Task to complete:
From the line containing "Enumerate this screenshot's" to the end of the listing, write out every line exactly; leave out everything else.

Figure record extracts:

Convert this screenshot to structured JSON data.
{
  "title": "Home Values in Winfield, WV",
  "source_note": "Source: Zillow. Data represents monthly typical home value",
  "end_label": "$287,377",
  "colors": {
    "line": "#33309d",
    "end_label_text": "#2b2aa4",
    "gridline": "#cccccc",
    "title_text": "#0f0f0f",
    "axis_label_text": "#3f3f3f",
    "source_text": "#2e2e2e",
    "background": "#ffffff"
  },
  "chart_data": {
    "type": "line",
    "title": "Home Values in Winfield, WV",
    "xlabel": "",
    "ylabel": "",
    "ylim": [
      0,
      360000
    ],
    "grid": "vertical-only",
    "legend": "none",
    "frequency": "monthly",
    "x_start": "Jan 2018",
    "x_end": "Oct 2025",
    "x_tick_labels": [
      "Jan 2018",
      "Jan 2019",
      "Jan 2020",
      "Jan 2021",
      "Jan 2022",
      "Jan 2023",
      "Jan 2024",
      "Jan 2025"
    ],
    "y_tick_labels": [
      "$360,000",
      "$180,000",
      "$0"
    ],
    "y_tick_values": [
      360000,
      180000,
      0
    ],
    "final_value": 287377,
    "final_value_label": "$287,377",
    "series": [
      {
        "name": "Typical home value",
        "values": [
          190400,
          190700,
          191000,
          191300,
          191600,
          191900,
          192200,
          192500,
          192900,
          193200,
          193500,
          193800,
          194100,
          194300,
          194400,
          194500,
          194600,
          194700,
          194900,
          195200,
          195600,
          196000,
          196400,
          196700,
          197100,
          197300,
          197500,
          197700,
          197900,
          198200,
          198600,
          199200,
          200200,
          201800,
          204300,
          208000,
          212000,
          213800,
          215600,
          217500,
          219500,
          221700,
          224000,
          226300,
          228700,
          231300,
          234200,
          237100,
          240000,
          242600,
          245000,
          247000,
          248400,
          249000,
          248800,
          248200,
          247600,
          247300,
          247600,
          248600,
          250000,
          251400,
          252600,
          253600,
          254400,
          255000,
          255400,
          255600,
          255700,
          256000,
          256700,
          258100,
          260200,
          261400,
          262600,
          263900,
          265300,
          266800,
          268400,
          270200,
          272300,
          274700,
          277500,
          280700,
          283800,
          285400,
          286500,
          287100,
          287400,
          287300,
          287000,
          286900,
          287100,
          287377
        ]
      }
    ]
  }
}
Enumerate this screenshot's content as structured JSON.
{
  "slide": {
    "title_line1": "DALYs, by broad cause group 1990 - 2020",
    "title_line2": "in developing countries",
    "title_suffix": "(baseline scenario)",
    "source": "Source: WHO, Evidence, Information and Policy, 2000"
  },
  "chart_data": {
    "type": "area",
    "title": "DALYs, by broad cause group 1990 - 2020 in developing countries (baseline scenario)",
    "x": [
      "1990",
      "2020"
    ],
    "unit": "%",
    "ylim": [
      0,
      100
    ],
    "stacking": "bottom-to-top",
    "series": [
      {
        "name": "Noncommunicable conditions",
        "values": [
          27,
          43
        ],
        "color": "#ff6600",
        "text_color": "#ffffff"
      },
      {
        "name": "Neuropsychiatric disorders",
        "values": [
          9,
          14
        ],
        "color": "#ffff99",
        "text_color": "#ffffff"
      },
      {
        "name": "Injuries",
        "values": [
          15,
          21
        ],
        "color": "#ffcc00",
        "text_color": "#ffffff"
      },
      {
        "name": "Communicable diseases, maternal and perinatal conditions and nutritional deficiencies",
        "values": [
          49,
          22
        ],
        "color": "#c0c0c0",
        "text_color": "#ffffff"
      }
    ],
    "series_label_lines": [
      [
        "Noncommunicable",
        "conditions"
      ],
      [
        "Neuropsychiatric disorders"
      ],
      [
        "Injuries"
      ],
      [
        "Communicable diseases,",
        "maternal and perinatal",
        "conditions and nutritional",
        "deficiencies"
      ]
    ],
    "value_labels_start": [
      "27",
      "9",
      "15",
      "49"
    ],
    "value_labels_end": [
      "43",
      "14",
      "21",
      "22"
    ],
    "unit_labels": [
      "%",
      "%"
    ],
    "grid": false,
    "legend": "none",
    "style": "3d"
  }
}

Exercise answer:
Enumerate this screenshot's content as structured JSON.
{
  "slide": {
    "title_line1": "DALYs, by broad cause group 1990 - 2020",
    "title_line2": "in developing countries",
    "title_suffix": "(baseline scenario)",
    "source": "Source: WHO, Evidence, Information and Policy, 2000"
  },
  "chart_data": {
    "type": "area",
    "title": "DALYs, by broad cause group 1990 - 2020 in developing countries (baseline scenario)",
    "x": [
      "1990",
      "2020"
    ],
    "unit": "%",
    "ylim": [
      0,
      100
    ],
    "stacking": "bottom-to-top",
    "series": [
      {
        "name": "Noncommunicable conditions",
        "values": [
          27,
          43
        ],
        "color": "#ff6600",
        "text_color": "#ffffff"
      },
      {
        "name": "Neuropsychiatric disorders",
        "values": [
          9,
          14
        ],
        "color": "#ffff99",
        "text_color": "#ffffff"
      },
      {
        "name": "Injuries",
        "values": [
          15,
          21
        ],
        "color": "#ffcc00",
        "text_color": "#ffffff"
      },
      {
        "name": "Communicable diseases, maternal and perinatal conditions and nutritional deficiencies",
        "values": [
          49,
          22
        ],
        "color": "#c0c0c0",
        "text_color": "#ffffff"
      }
    ],
    "series_label_lines": [
      [
        "Noncommunicable",
        "conditions"
      ],
      [
        "Neuropsychiatric disorders"
      ],
      [
        "Injuries"
      ],
      [
        "Communicable diseases,",
        "maternal and perinatal",
        "conditions and nutritional",
        "deficiencies"
      ]
    ],
    "value_labels_start": [
      "27",
      "9",
      "15",
      "49"
    ],
    "value_labels_end": [
      "43",
      "14",
      "21",
      "22"
    ],
    "unit_labels": [
      "%",
      "%"
    ],
    "grid": false,
    "legend": "none",
    "style": "3d"
  }
}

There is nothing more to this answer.